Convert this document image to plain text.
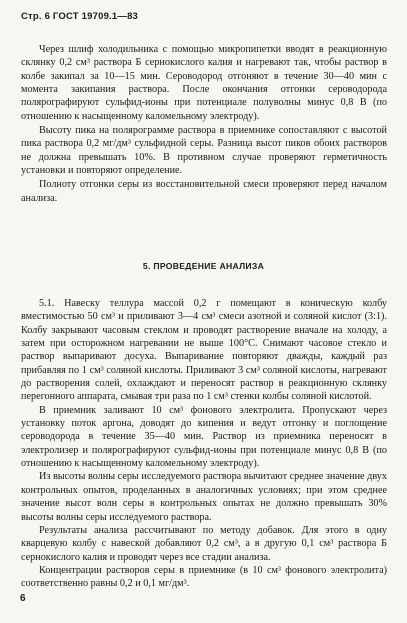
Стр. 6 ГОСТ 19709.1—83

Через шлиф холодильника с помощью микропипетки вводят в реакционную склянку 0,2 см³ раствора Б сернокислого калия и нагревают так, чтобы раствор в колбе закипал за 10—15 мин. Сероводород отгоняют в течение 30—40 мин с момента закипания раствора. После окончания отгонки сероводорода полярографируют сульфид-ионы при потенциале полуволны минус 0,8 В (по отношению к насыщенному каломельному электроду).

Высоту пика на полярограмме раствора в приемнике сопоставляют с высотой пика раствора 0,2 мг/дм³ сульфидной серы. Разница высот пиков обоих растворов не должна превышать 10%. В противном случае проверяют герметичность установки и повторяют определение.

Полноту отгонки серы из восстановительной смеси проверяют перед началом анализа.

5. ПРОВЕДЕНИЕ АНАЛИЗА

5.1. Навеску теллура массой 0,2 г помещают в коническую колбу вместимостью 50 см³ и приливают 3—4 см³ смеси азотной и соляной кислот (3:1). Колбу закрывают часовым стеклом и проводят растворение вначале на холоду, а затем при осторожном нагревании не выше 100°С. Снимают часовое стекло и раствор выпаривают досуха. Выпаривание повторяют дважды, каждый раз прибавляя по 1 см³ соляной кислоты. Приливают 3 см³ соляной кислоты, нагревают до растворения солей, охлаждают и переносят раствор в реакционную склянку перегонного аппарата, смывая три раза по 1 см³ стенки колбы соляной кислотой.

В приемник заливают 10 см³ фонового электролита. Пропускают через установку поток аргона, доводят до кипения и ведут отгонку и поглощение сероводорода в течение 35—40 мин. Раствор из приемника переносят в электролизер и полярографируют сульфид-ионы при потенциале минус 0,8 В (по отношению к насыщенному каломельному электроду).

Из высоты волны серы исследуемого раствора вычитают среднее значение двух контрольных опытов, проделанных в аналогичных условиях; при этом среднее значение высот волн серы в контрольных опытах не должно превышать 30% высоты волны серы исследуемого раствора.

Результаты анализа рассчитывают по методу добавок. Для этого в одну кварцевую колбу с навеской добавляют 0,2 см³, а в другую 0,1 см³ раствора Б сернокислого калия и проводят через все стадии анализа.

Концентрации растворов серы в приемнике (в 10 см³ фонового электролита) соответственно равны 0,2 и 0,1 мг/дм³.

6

##########

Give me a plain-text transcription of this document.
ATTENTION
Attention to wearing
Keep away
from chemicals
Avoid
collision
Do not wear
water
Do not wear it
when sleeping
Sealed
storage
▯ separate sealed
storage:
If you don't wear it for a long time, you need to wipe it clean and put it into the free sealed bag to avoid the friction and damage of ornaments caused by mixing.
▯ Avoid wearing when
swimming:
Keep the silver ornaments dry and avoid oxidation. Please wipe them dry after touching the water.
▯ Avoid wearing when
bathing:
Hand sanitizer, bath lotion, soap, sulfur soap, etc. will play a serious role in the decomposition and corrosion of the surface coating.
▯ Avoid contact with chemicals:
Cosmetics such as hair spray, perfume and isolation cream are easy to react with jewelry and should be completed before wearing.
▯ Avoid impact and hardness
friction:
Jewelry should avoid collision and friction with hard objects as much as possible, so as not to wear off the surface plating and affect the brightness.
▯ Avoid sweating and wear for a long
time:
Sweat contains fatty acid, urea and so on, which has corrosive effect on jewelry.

##########

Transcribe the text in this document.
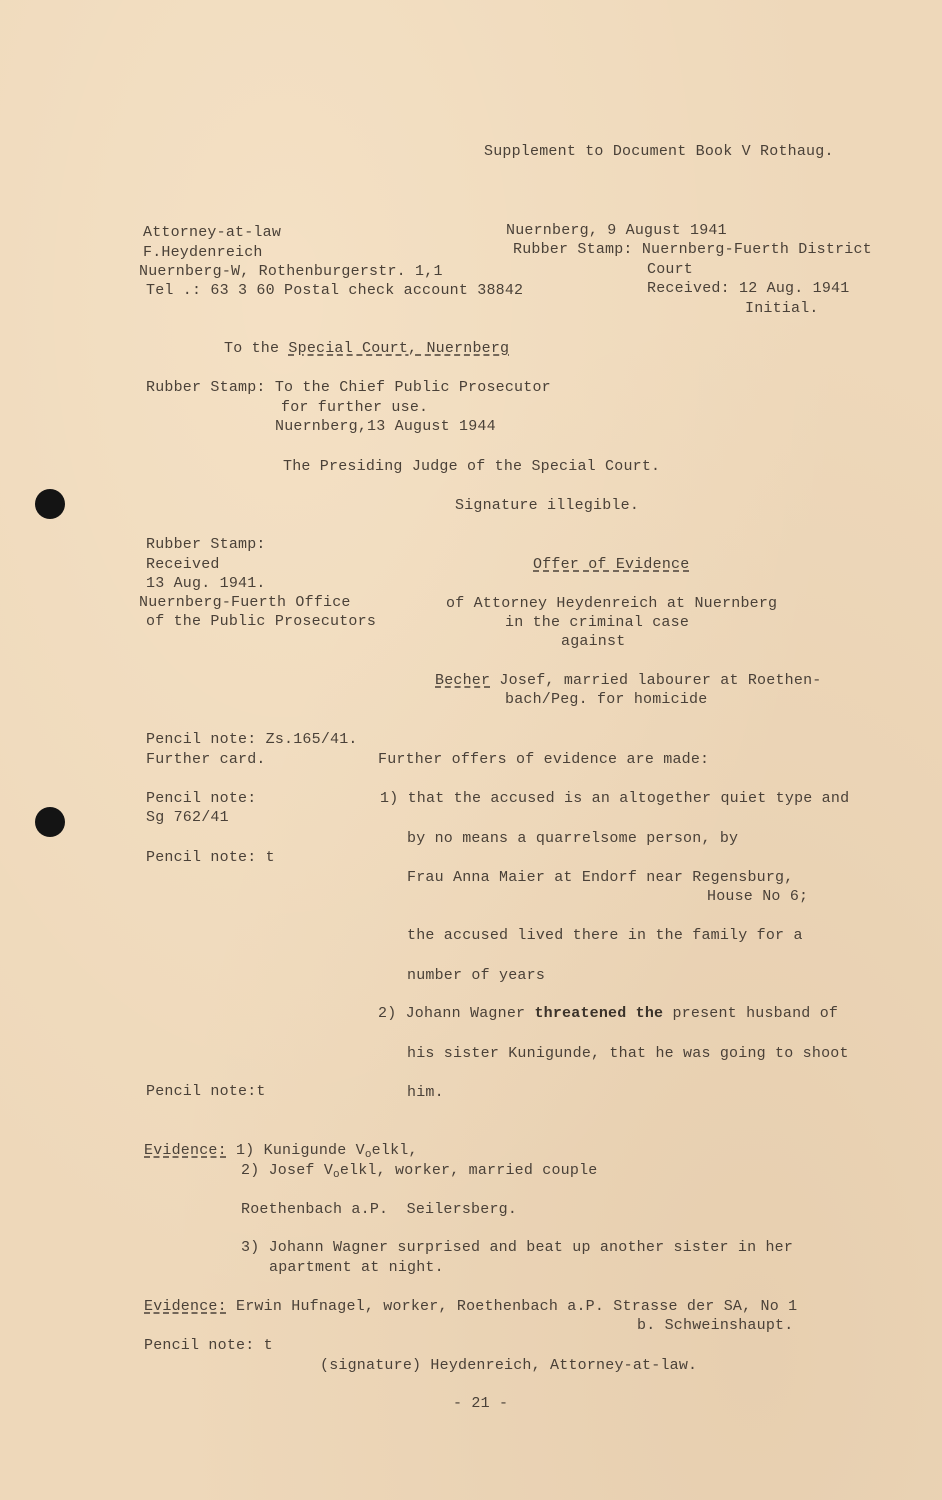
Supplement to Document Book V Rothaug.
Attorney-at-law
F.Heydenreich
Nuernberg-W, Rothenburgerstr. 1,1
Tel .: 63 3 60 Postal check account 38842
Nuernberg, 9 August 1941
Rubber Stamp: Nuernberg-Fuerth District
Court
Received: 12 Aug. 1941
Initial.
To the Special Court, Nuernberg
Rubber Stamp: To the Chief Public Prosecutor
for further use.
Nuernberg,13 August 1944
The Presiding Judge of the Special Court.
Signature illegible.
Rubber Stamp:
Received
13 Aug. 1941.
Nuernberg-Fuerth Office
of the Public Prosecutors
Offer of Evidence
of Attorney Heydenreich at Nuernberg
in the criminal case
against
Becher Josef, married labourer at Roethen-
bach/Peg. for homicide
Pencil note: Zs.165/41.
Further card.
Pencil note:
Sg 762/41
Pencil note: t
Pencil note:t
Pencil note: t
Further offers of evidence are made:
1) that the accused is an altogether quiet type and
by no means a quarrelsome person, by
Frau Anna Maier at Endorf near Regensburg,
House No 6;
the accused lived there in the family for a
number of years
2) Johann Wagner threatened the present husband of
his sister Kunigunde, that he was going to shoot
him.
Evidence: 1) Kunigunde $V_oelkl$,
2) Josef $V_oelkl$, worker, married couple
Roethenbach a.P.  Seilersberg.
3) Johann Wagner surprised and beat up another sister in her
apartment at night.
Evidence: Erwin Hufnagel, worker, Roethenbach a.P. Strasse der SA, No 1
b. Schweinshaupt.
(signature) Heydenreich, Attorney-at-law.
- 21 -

##########

◆ Exercise brief
Using the records above, find and show each line with the string "that".

◆ Exercise solution
1) that the accused is an altogether quiet type and
his sister Kunigunde, that he was going to shoot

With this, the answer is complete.